───── DATA SHOWN ─────

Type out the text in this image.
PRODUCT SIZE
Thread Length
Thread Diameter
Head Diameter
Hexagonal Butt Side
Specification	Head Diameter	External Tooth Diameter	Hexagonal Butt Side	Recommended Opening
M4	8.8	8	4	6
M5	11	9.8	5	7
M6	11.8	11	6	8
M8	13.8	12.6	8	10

─────

## TASK STATEMENT
Each record above should be restated word for word.

## SOLUTION FOR THIS EXERCISE
Type out the text in this image.
PRODUCT SIZE
Thread Length
Thread Diameter
Head Diameter
Hexagonal Butt Side
Specification	Head Diameter	External Tooth Diameter	Hexagonal Butt Side	Recommended Opening
M4	8.8	8	4	6
M5	11	9.8	5	7
M6	11.8	11	6	8
M8	13.8	12.6	8	10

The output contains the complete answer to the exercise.